▶ BLOCCO DI TESTO
────────

Compie due anni Linkaut, la start up riminese che si occupa di creare un collegamento, un link appunto, fra il mondo dell’autismo e quello dell’accoglienza: turistica, ricettiva, ristorativa o di servizio.

Una rete autism friendly nata dall’esperienza personale di uno dei tre fondatori, Enrico Maria Fantaguzzi, che oggi è una realtà consolidata e pluripremiata, che vanta clienti di livello internazionale e che ha all’attivo oltre 55 Linkaut Point, ovvero esercizi i cui dipendenti sono stati formati per saper dare alle persone con autismo ed alle loro famiglie una migliore forma di ospitalità, quella che viene definita accoglienza consapevole.

“Si tratta di oltre 300 dipendenti” spiegano i cofondatori, Matteo Venturi e Alex Gasperoni “persone formate per accogliere i nostri ragazzi e le loro famiglie in settori davvero vari: ristoranti, alberghi, negozi, ottici e perfino studi odontoiatrici in tutta Italia”.
Quello che 24 mesi fa era un progetto sicuramente valido, capace di salire sul podio del Nuove Idee Nuove Imprese e di ricevere il premio come “Migliore Startup per impatto sociale” per il Gruppo Giovani Imprenditori di Confindustria, è oggi una solida realtà aziendale che coniuga con successo la mission di innovazione sociale con una crescita economica ed un positivo trend di sviluppo.

Da sx Enrico Maria Fantaguzzi e Matteo Venturi di Linkaut a Piazza Toscana

Testimonia l’impegno costante anche il luogo in cui questo secondo compleanno viene festeggiato, la IX edizione di Piazza Toscana, l’evento fiorentino in cui oltre 350 imprese si confrontano e condividono le tendenze e le opportunità di business: Linkaut è stata invitata proprio per raccontarsi e spiegare come, con formazione e piccole attenzioni, ogni esercizio commerciale possa rendersi un luogo più accogliente per le persone con autismo e i loro accompagnatori.

────────

▶ Voci archiviate
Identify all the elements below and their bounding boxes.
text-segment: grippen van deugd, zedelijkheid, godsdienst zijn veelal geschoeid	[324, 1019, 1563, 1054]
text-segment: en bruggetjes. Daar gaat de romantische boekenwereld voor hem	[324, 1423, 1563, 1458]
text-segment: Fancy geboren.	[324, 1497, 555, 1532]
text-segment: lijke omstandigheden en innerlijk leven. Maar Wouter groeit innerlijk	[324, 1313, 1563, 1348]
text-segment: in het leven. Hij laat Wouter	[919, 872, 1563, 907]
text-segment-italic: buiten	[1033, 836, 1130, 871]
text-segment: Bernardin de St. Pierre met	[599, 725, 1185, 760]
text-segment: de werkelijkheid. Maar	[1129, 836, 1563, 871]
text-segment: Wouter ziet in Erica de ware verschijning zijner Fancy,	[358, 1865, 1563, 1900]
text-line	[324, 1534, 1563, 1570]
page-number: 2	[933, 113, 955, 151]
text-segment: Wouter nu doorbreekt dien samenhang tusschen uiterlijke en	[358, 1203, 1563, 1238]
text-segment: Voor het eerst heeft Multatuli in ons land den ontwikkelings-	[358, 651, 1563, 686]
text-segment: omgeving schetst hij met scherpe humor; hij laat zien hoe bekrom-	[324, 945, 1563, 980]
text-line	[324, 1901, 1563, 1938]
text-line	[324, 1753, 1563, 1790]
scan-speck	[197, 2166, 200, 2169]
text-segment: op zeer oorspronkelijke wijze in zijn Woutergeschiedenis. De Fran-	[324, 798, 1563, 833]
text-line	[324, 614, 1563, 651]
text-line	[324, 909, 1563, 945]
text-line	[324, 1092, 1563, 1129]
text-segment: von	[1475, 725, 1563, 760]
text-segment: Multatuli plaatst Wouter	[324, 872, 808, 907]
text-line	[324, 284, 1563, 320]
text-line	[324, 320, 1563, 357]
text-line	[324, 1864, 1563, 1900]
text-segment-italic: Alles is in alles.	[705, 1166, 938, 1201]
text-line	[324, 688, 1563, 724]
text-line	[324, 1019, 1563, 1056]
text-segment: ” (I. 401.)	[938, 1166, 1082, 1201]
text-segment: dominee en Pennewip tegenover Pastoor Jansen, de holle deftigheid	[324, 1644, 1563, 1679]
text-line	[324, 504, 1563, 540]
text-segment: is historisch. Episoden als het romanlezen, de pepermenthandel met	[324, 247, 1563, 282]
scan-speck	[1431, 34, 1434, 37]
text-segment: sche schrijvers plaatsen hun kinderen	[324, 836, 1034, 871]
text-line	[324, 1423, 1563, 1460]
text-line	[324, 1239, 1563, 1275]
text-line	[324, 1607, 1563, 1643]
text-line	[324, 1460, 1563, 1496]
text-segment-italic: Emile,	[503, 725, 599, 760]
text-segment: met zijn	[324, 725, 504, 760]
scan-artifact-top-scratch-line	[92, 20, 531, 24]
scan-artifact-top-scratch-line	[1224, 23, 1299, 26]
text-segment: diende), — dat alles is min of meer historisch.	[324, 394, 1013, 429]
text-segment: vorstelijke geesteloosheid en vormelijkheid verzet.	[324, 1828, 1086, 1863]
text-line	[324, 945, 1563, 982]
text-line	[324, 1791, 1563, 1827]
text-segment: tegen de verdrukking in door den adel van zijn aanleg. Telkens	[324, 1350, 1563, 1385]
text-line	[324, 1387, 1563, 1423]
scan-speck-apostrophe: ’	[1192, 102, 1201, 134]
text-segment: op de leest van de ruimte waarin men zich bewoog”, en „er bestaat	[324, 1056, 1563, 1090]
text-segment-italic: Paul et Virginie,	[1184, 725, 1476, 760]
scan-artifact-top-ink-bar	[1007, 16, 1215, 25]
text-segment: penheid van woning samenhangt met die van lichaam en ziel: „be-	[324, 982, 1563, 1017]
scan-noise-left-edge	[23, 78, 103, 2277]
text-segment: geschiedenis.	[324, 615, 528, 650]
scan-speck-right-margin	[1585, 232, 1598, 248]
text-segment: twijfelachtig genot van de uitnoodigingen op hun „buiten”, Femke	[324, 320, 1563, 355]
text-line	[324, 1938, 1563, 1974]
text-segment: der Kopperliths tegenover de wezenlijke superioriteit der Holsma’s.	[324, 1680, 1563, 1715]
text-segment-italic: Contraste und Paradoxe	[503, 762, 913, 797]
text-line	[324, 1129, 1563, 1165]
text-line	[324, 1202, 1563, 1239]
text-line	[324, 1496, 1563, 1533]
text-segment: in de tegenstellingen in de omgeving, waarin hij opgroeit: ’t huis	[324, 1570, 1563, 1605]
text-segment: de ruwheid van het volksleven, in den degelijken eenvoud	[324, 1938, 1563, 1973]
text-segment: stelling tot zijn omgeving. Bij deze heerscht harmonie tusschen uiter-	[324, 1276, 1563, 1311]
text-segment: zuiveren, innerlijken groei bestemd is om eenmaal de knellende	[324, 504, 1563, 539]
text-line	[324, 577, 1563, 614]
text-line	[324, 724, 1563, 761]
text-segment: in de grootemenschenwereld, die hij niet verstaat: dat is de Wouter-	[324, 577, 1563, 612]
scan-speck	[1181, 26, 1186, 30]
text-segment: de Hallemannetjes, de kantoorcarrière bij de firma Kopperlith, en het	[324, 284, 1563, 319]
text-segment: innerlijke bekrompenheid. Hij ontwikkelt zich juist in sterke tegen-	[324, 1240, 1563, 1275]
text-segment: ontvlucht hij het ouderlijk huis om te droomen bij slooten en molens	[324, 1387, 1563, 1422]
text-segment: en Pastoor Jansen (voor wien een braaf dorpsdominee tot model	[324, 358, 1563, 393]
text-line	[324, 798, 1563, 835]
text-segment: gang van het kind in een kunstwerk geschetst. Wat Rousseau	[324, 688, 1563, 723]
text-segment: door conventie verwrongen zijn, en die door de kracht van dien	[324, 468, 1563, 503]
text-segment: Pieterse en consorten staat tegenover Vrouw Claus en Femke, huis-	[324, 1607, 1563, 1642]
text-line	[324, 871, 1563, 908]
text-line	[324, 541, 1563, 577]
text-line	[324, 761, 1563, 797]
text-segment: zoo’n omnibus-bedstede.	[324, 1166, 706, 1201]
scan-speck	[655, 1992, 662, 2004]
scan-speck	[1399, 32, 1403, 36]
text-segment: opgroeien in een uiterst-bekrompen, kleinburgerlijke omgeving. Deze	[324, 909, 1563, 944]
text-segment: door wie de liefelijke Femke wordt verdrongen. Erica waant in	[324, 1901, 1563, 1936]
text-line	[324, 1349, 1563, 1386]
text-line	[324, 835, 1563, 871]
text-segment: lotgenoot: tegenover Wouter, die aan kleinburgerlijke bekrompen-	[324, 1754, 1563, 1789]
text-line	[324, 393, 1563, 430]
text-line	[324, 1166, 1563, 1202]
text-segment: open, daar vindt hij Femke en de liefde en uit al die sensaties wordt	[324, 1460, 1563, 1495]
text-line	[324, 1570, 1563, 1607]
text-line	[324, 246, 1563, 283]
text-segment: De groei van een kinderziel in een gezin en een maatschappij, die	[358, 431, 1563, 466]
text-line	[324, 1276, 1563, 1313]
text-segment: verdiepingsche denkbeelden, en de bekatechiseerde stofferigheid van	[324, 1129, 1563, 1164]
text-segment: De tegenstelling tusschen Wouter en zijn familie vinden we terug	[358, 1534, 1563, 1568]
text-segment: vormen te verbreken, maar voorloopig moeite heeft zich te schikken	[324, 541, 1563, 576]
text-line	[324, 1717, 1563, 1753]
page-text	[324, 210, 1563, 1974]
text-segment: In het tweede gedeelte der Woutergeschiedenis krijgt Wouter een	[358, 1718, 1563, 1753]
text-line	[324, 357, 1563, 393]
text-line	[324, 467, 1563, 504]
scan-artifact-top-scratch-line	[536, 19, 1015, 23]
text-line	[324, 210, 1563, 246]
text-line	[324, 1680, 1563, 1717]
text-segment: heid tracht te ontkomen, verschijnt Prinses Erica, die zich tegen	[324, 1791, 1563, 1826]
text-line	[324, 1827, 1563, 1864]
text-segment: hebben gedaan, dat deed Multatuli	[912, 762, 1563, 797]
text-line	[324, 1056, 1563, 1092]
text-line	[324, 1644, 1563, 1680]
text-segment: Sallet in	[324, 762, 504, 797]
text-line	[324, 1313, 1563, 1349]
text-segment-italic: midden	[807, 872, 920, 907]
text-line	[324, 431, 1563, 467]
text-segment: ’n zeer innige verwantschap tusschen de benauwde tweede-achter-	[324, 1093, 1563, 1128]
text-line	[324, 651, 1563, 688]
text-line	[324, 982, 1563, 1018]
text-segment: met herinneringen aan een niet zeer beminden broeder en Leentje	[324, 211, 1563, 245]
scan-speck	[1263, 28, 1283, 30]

────────

▶ CONSEGNA
Rispondi alle seguenti domande basandoti sul testo su Linkaut.
(a) Quanti Linkaut Point ha all'attivo la start up?
(b) Quale premio ha ricevuto per il Gruppo Giovani Imprenditori di Confindustria?
(c) Quante imprese si confrontano alla IX edizione di Piazza Toscana?

▶ RISPOSTA
(a) Oltre 55.
(b) Il premio come "Migliore Startup per impatto sociale".
(c) Oltre 350.